_SET EXERCISE:_
Repeat every line of the data exactly, but not the pictures.

#### MATERIAL PROVIDED

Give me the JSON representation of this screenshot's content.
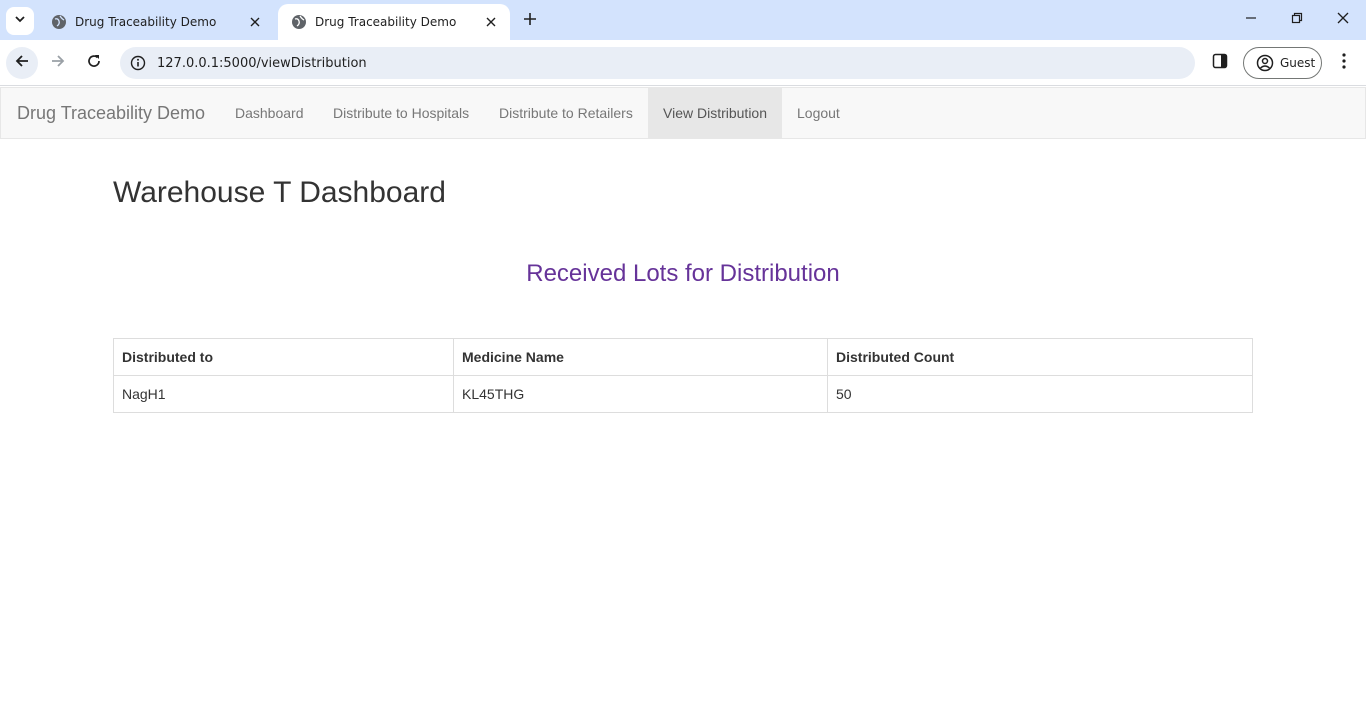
{
  "browser": {
    "tabs": [
      {
        "title": "Drug Traceability Demo",
        "active": false
      },
      {
        "title": "Drug Traceability Demo",
        "active": true
      }
    ],
    "url": "127.0.0.1:5000/viewDistribution",
    "profile_label": "Guest"
  },
  "navbar": {
    "brand": "Drug Traceability Demo",
    "items": [
      {
        "label": "Dashboard",
        "active": false
      },
      {
        "label": "Distribute to Hospitals",
        "active": false
      },
      {
        "label": "Distribute to Retailers",
        "active": false
      },
      {
        "label": "View Distribution",
        "active": true
      },
      {
        "label": "Logout",
        "active": false
      }
    ]
  },
  "page": {
    "title": "Warehouse T Dashboard",
    "section_title": "Received Lots for Distribution"
  },
  "table": {
    "columns": [
      "Distributed to",
      "Medicine Name",
      "Distributed Count"
    ],
    "rows": [
      [
        "NagH1",
        "KL45THG",
        "50"
      ]
    ]
  },
  "colors": {
    "section_title": "#663399",
    "tabstrip": "#d3e3fd",
    "navbar_bg": "#f8f8f8",
    "nav_active_bg": "#e7e7e7"
  }
}
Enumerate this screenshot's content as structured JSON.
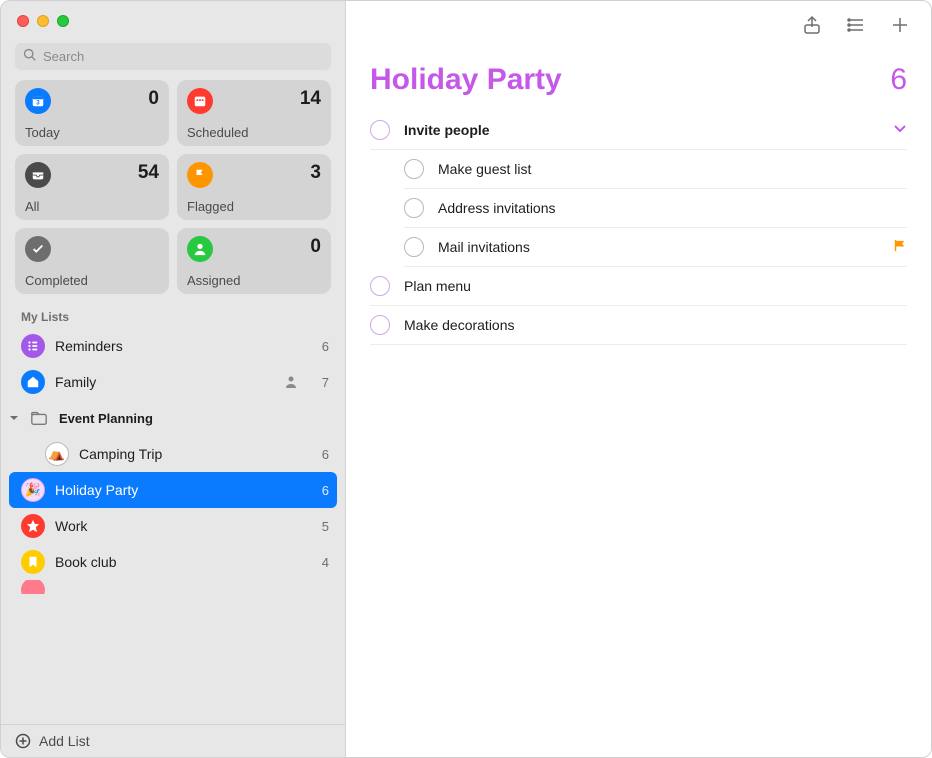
{
  "search": {
    "placeholder": "Search"
  },
  "smart": [
    {
      "key": "today",
      "label": "Today",
      "count": 0,
      "color": "#0a7bff"
    },
    {
      "key": "scheduled",
      "label": "Scheduled",
      "count": 14,
      "color": "#ff3b30"
    },
    {
      "key": "all",
      "label": "All",
      "count": 54,
      "color": "#4a4a4a"
    },
    {
      "key": "flagged",
      "label": "Flagged",
      "count": 3,
      "color": "#ff9500"
    },
    {
      "key": "completed",
      "label": "Completed",
      "count": "",
      "color": "#6e6e6e"
    },
    {
      "key": "assigned",
      "label": "Assigned",
      "count": 0,
      "color": "#28c840"
    }
  ],
  "section_heading": "My Lists",
  "lists": {
    "reminders": {
      "label": "Reminders",
      "count": 6,
      "color": "#a259e8"
    },
    "family": {
      "label": "Family",
      "count": 7,
      "color": "#0a7bff",
      "shared": true
    },
    "group": {
      "label": "Event Planning"
    },
    "camping": {
      "label": "Camping Trip",
      "count": 6,
      "emoji": "⛺"
    },
    "holiday": {
      "label": "Holiday Party",
      "count": 6,
      "emoji": "🎉",
      "selected": true
    },
    "work": {
      "label": "Work",
      "count": 5,
      "color": "#ff3b30"
    },
    "bookclub": {
      "label": "Book club",
      "count": 4,
      "color": "#ffcc00"
    }
  },
  "footer": {
    "add_list": "Add List"
  },
  "main": {
    "title": "Holiday Party",
    "total": 6,
    "accent": "#c558e8",
    "tasks": [
      {
        "title": "Invite people",
        "expandable": true,
        "subtasks": [
          {
            "title": "Make guest list"
          },
          {
            "title": "Address invitations"
          },
          {
            "title": "Mail invitations",
            "flagged": true
          }
        ]
      },
      {
        "title": "Plan menu"
      },
      {
        "title": "Make decorations"
      }
    ]
  }
}
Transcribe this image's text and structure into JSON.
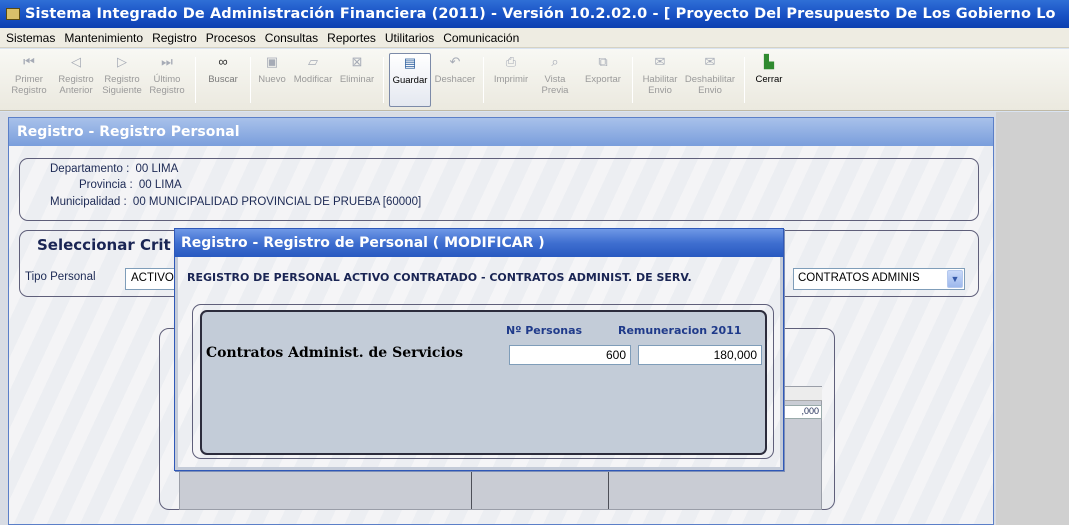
{
  "window": {
    "title": "Sistema Integrado De Administración Financiera (2011) - Versión 10.2.02.0 - [ Proyecto Del Presupuesto De Los Gobierno Lo"
  },
  "menu": [
    "Sistemas",
    "Mantenimiento",
    "Registro",
    "Procesos",
    "Consultas",
    "Reportes",
    "Utilitarios",
    "Comunicación"
  ],
  "toolbar": {
    "primer": [
      "Primer",
      "Registro"
    ],
    "anterior": [
      "Registro",
      "Anterior"
    ],
    "siguiente": [
      "Registro",
      "Siguiente"
    ],
    "ultimo": [
      "Último",
      "Registro"
    ],
    "buscar": [
      "Buscar"
    ],
    "nuevo": [
      "Nuevo"
    ],
    "modificar": [
      "Modificar"
    ],
    "eliminar": [
      "Eliminar"
    ],
    "guardar": [
      "Guardar"
    ],
    "deshacer": [
      "Deshacer"
    ],
    "imprimir": [
      "Imprimir"
    ],
    "vista": [
      "Vista",
      "Previa"
    ],
    "exportar": [
      "Exportar"
    ],
    "habilitar": [
      "Habilitar",
      "Envio"
    ],
    "deshabilitar": [
      "Deshabilitar",
      "Envio"
    ],
    "cerrar": [
      "Cerrar"
    ]
  },
  "main": {
    "title": "Registro - Registro Personal",
    "departamento_label": "Departamento :",
    "departamento_value": "00  LIMA",
    "provincia_label": "Provincia :",
    "provincia_value": "00  LIMA",
    "municipalidad_label": "Municipalidad :",
    "municipalidad_value": "00  MUNICIPALIDAD PROVINCIAL DE PRUEBA [60000]",
    "group_title": "Seleccionar Crit",
    "tipo_personal_label": "Tipo Personal",
    "tipo_personal_value": "ACTIVO",
    "combo_value": "CONTRATOS ADMINIS",
    "grid_value": ",000"
  },
  "dialog": {
    "title": "Registro - Registro de Personal ( MODIFICAR )",
    "header": "REGISTRO DE PERSONAL ACTIVO CONTRATADO - CONTRATOS ADMINIST. DE SERV.",
    "col_personas": "Nº Personas",
    "col_remuneracion": "Remuneracion 2011",
    "row_label": "Contratos Administ. de Servicios",
    "personas_value": "600",
    "remuneracion_value": "180,000"
  }
}
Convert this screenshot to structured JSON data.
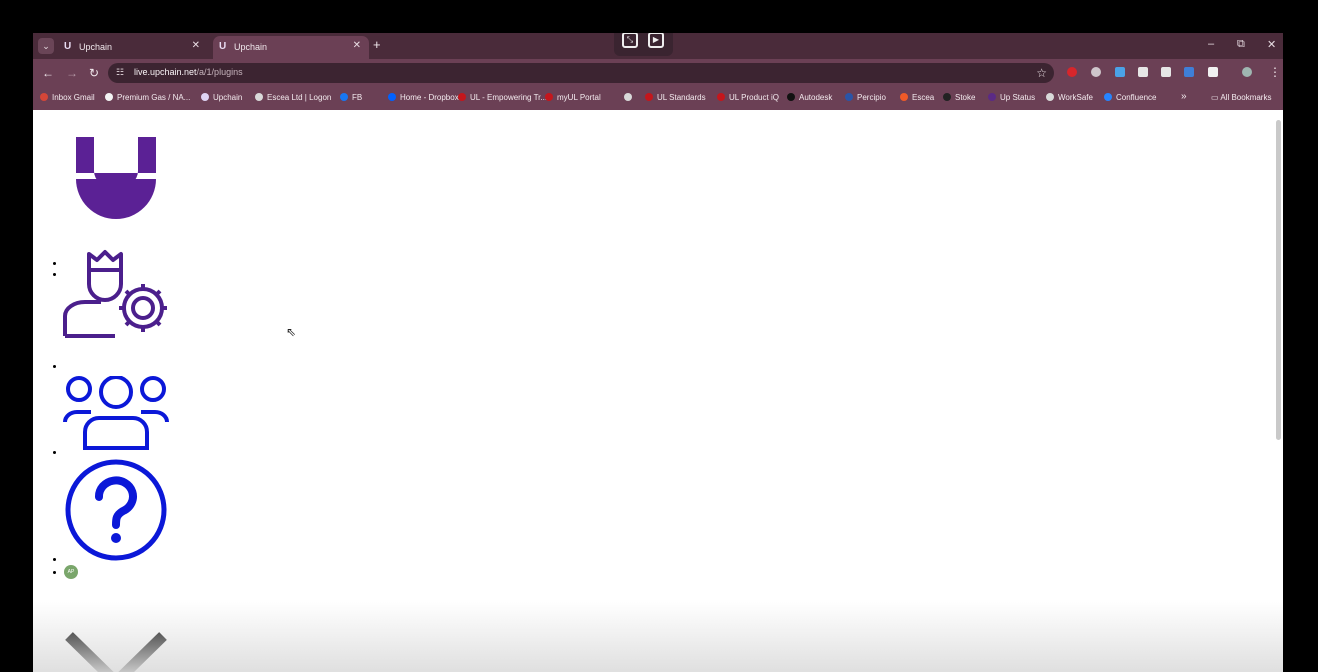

########

_THE REPLY:_
Give me the JSON representation of this screenshot's content.
{
  "browser": {
    "tabs": [
      {
        "title": "Drug Traceability Demo",
        "active": false
      },
      {
        "title": "Drug Traceability Demo",
        "active": true
      }
    ],
    "url": "127.0.0.1:5000/viewDistribution",
    "profile_label": "Guest"
  },
  "navbar": {
    "brand": "Drug Traceability Demo",
    "items": [
      {
        "label": "Dashboard",
        "active": false
      },
      {
        "label": "Distribute to Hospitals",
        "active": false
      },
      {
        "label": "Distribute to Retailers",
        "active": false
      },
      {
        "label": "View Distribution",
        "active": true
      },
      {
        "label": "Logout",
        "active": false
      }
    ]
  },
  "page": {
    "title": "Warehouse T Dashboard",
    "section_title": "Received Lots for Distribution"
  },
  "table": {
    "columns": [
      "Distributed to",
      "Medicine Name",
      "Distributed Count"
    ],
    "rows": [
      [
        "NagH1",
        "KL45THG",
        "50"
      ]
    ]
  },
  "colors": {
    "section_title": "#663399",
    "tabstrip": "#d3e3fd",
    "navbar_bg": "#f8f8f8",
    "nav_active_bg": "#e7e7e7"
  }
}
Enumerate this screenshot's content as structured JSON.
{
  "search": {
    "placeholder": "Search"
  },
  "smart": [
    {
      "key": "today",
      "label": "Today",
      "count": 0,
      "color": "#0a7bff"
    },
    {
      "key": "scheduled",
      "label": "Scheduled",
      "count": 14,
      "color": "#ff3b30"
    },
    {
      "key": "all",
      "label": "All",
      "count": 54,
      "color": "#4a4a4a"
    },
    {
      "key": "flagged",
      "label": "Flagged",
      "count": 3,
      "color": "#ff9500"
    },
    {
      "key": "completed",
      "label": "Completed",
      "count": "",
      "color": "#6e6e6e"
    },
    {
      "key": "assigned",
      "label": "Assigned",
      "count": 0,
      "color": "#28c840"
    }
  ],
  "section_heading": "My Lists",
  "lists": {
    "reminders": {
      "label": "Reminders",
      "count": 6,
      "color": "#a259e8"
    },
    "family": {
      "label": "Family",
      "count": 7,
      "color": "#0a7bff",
      "shared": true
    },
    "group": {
      "label": "Event Planning"
    },
    "camping": {
      "label": "Camping Trip",
      "count": 6,
      "emoji": "⛺"
    },
    "holiday": {
      "label": "Holiday Party",
      "count": 6,
      "emoji": "🎉",
      "selected": true
    },
    "work": {
      "label": "Work",
      "count": 5,
      "color": "#ff3b30"
    },
    "bookclub": {
      "label": "Book club",
      "count": 4,
      "color": "#ffcc00"
    }
  },
  "footer": {
    "add_list": "Add List"
  },
  "main": {
    "title": "Holiday Party",
    "total": 6,
    "accent": "#c558e8",
    "tasks": [
      {
        "title": "Invite people",
        "expandable": true,
        "subtasks": [
          {
            "title": "Make guest list"
          },
          {
            "title": "Address invitations"
          },
          {
            "title": "Mail invitations",
            "flagged": true
          }
        ]
      },
      {
        "title": "Plan menu"
      },
      {
        "title": "Make decorations"
      }
    ]
  }
}
Transcribe this image's text and structure into JSON.
{
  "window": {
    "title": "Sistema Integrado De Administración Financiera (2011) - Versión 10.2.02.0 - [ Proyecto Del Presupuesto De Los Gobierno Lo"
  },
  "menu": [
    "Sistemas",
    "Mantenimiento",
    "Registro",
    "Procesos",
    "Consultas",
    "Reportes",
    "Utilitarios",
    "Comunicación"
  ],
  "toolbar": {
    "primer": [
      "Primer",
      "Registro"
    ],
    "anterior": [
      "Registro",
      "Anterior"
    ],
    "siguiente": [
      "Registro",
      "Siguiente"
    ],
    "ultimo": [
      "Último",
      "Registro"
    ],
    "buscar": [
      "Buscar"
    ],
    "nuevo": [
      "Nuevo"
    ],
    "modificar": [
      "Modificar"
    ],
    "eliminar": [
      "Eliminar"
    ],
    "guardar": [
      "Guardar"
    ],
    "deshacer": [
      "Deshacer"
    ],
    "imprimir": [
      "Imprimir"
    ],
    "vista": [
      "Vista",
      "Previa"
    ],
    "exportar": [
      "Exportar"
    ],
    "habilitar": [
      "Habilitar",
      "Envio"
    ],
    "deshabilitar": [
      "Deshabilitar",
      "Envio"
    ],
    "cerrar": [
      "Cerrar"
    ]
  },
  "main": {
    "title": "Registro - Registro Personal",
    "departamento_label": "Departamento :",
    "departamento_value": "00  LIMA",
    "provincia_label": "Provincia :",
    "provincia_value": "00  LIMA",
    "municipalidad_label": "Municipalidad :",
    "municipalidad_value": "00  MUNICIPALIDAD PROVINCIAL DE PRUEBA [60000]",
    "group_title": "Seleccionar Crit",
    "tipo_personal_label": "Tipo Personal",
    "tipo_personal_value": "ACTIVO",
    "combo_value": "CONTRATOS ADMINIS",
    "grid_value": ",000"
  },
  "dialog": {
    "title": "Registro - Registro de Personal ( MODIFICAR )",
    "header": "REGISTRO DE PERSONAL ACTIVO CONTRATADO - CONTRATOS ADMINIST. DE SERV.",
    "col_personas": "Nº Personas",
    "col_remuneracion": "Remuneracion 2011",
    "row_label": "Contratos Administ. de Servicios",
    "personas_value": "600",
    "remuneracion_value": "180,000"
  }
}
Convert this screenshot to structured JSON data.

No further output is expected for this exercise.